-- start Information given --

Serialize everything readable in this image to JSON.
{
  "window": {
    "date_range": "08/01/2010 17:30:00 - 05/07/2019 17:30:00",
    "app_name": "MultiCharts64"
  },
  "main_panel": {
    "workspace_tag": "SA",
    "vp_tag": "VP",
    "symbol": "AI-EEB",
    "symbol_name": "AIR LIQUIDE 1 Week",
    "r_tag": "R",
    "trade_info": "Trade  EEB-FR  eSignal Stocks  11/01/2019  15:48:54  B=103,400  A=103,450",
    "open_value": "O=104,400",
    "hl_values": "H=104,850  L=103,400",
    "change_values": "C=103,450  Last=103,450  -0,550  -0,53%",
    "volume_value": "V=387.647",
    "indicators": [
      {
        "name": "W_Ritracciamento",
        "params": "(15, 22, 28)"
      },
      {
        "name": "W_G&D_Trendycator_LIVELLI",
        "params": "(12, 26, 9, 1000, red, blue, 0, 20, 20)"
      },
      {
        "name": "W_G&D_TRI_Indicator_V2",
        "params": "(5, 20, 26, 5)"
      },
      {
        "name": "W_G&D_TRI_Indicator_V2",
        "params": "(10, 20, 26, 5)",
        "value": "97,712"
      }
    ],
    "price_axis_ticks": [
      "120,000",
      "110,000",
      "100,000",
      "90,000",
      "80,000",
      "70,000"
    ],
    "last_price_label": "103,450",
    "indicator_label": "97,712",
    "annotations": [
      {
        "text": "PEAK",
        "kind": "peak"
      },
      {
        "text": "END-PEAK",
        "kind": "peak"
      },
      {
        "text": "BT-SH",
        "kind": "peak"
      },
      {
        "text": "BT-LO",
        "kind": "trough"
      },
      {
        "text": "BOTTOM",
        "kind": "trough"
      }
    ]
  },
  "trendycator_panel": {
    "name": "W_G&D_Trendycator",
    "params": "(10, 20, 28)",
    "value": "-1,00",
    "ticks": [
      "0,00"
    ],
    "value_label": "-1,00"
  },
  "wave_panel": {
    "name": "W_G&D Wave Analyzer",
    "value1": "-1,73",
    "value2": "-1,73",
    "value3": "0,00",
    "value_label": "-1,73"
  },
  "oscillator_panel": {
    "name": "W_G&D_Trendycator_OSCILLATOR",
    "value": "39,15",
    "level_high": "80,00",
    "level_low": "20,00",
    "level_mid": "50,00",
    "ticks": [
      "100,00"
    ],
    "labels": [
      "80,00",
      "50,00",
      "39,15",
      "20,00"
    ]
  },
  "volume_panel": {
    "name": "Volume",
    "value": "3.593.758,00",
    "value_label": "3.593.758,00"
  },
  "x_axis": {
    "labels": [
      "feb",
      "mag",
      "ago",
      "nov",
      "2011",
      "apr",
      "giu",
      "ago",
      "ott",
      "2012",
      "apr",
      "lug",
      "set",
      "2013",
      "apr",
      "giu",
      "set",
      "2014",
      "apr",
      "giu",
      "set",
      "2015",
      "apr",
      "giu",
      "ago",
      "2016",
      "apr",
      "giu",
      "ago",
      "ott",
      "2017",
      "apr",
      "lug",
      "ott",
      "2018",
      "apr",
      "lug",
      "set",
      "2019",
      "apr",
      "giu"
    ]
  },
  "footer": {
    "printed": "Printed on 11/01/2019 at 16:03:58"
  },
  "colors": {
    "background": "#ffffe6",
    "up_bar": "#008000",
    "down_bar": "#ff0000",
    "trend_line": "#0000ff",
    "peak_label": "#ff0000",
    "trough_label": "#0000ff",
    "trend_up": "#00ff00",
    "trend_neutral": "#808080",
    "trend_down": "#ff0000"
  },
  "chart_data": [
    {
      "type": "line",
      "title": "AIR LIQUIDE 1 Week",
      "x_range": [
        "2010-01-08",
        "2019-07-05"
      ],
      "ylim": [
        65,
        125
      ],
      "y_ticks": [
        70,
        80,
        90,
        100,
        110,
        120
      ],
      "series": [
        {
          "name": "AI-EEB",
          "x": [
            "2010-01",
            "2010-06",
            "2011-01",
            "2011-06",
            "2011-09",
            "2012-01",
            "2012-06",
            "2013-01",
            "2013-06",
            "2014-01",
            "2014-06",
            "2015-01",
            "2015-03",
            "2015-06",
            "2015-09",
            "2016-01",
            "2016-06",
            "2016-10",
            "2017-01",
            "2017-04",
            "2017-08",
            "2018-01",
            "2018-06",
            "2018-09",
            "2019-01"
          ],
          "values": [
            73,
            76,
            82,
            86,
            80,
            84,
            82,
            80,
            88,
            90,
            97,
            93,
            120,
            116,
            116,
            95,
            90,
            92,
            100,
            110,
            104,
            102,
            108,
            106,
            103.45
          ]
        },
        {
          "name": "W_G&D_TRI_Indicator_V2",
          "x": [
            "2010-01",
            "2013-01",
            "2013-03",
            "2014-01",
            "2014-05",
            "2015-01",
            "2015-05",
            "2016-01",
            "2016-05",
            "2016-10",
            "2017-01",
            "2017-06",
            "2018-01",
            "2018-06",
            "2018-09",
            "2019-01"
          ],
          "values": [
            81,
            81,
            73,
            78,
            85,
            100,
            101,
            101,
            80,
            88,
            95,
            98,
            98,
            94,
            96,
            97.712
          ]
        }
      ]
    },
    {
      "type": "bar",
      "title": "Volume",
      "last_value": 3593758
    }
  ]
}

-- end Information given --

What is expected: Copy out all of the records above with nothing altered.

Task response:
Serialize everything readable in this image to JSON.
{
  "window": {
    "date_range": "08/01/2010 17:30:00 - 05/07/2019 17:30:00",
    "app_name": "MultiCharts64"
  },
  "main_panel": {
    "workspace_tag": "SA",
    "vp_tag": "VP",
    "symbol": "AI-EEB",
    "symbol_name": "AIR LIQUIDE 1 Week",
    "r_tag": "R",
    "trade_info": "Trade  EEB-FR  eSignal Stocks  11/01/2019  15:48:54  B=103,400  A=103,450",
    "open_value": "O=104,400",
    "hl_values": "H=104,850  L=103,400",
    "change_values": "C=103,450  Last=103,450  -0,550  -0,53%",
    "volume_value": "V=387.647",
    "indicators": [
      {
        "name": "W_Ritracciamento",
        "params": "(15, 22, 28)"
      },
      {
        "name": "W_G&D_Trendycator_LIVELLI",
        "params": "(12, 26, 9, 1000, red, blue, 0, 20, 20)"
      },
      {
        "name": "W_G&D_TRI_Indicator_V2",
        "params": "(5, 20, 26, 5)"
      },
      {
        "name": "W_G&D_TRI_Indicator_V2",
        "params": "(10, 20, 26, 5)",
        "value": "97,712"
      }
    ],
    "price_axis_ticks": [
      "120,000",
      "110,000",
      "100,000",
      "90,000",
      "80,000",
      "70,000"
    ],
    "last_price_label": "103,450",
    "indicator_label": "97,712",
    "annotations": [
      {
        "text": "PEAK",
        "kind": "peak"
      },
      {
        "text": "END-PEAK",
        "kind": "peak"
      },
      {
        "text": "BT-SH",
        "kind": "peak"
      },
      {
        "text": "BT-LO",
        "kind": "trough"
      },
      {
        "text": "BOTTOM",
        "kind": "trough"
      }
    ]
  },
  "trendycator_panel": {
    "name": "W_G&D_Trendycator",
    "params": "(10, 20, 28)",
    "value": "-1,00",
    "ticks": [
      "0,00"
    ],
    "value_label": "-1,00"
  },
  "wave_panel": {
    "name": "W_G&D Wave Analyzer",
    "value1": "-1,73",
    "value2": "-1,73",
    "value3": "0,00",
    "value_label": "-1,73"
  },
  "oscillator_panel": {
    "name": "W_G&D_Trendycator_OSCILLATOR",
    "value": "39,15",
    "level_high": "80,00",
    "level_low": "20,00",
    "level_mid": "50,00",
    "ticks": [
      "100,00"
    ],
    "labels": [
      "80,00",
      "50,00",
      "39,15",
      "20,00"
    ]
  },
  "volume_panel": {
    "name": "Volume",
    "value": "3.593.758,00",
    "value_label": "3.593.758,00"
  },
  "x_axis": {
    "labels": [
      "feb",
      "mag",
      "ago",
      "nov",
      "2011",
      "apr",
      "giu",
      "ago",
      "ott",
      "2012",
      "apr",
      "lug",
      "set",
      "2013",
      "apr",
      "giu",
      "set",
      "2014",
      "apr",
      "giu",
      "set",
      "2015",
      "apr",
      "giu",
      "ago",
      "2016",
      "apr",
      "giu",
      "ago",
      "ott",
      "2017",
      "apr",
      "lug",
      "ott",
      "2018",
      "apr",
      "lug",
      "set",
      "2019",
      "apr",
      "giu"
    ]
  },
  "footer": {
    "printed": "Printed on 11/01/2019 at 16:03:58"
  },
  "colors": {
    "background": "#ffffe6",
    "up_bar": "#008000",
    "down_bar": "#ff0000",
    "trend_line": "#0000ff",
    "peak_label": "#ff0000",
    "trough_label": "#0000ff",
    "trend_up": "#00ff00",
    "trend_neutral": "#808080",
    "trend_down": "#ff0000"
  },
  "chart_data": [
    {
      "type": "line",
      "title": "AIR LIQUIDE 1 Week",
      "x_range": [
        "2010-01-08",
        "2019-07-05"
      ],
      "ylim": [
        65,
        125
      ],
      "y_ticks": [
        70,
        80,
        90,
        100,
        110,
        120
      ],
      "series": [
        {
          "name": "AI-EEB",
          "x": [
            "2010-01",
            "2010-06",
            "2011-01",
            "2011-06",
            "2011-09",
            "2012-01",
            "2012-06",
            "2013-01",
            "2013-06",
            "2014-01",
            "2014-06",
            "2015-01",
            "2015-03",
            "2015-06",
            "2015-09",
            "2016-01",
            "2016-06",
            "2016-10",
            "2017-01",
            "2017-04",
            "2017-08",
            "2018-01",
            "2018-06",
            "2018-09",
            "2019-01"
          ],
          "values": [
            73,
            76,
            82,
            86,
            80,
            84,
            82,
            80,
            88,
            90,
            97,
            93,
            120,
            116,
            116,
            95,
            90,
            92,
            100,
            110,
            104,
            102,
            108,
            106,
            103.45
          ]
        },
        {
          "name": "W_G&D_TRI_Indicator_V2",
          "x": [
            "2010-01",
            "2013-01",
            "2013-03",
            "2014-01",
            "2014-05",
            "2015-01",
            "2015-05",
            "2016-01",
            "2016-05",
            "2016-10",
            "2017-01",
            "2017-06",
            "2018-01",
            "2018-06",
            "2018-09",
            "2019-01"
          ],
          "values": [
            81,
            81,
            73,
            78,
            85,
            100,
            101,
            101,
            80,
            88,
            95,
            98,
            98,
            94,
            96,
            97.712
          ]
        }
      ]
    },
    {
      "type": "bar",
      "title": "Volume",
      "last_value": 3593758
    }
  ]
}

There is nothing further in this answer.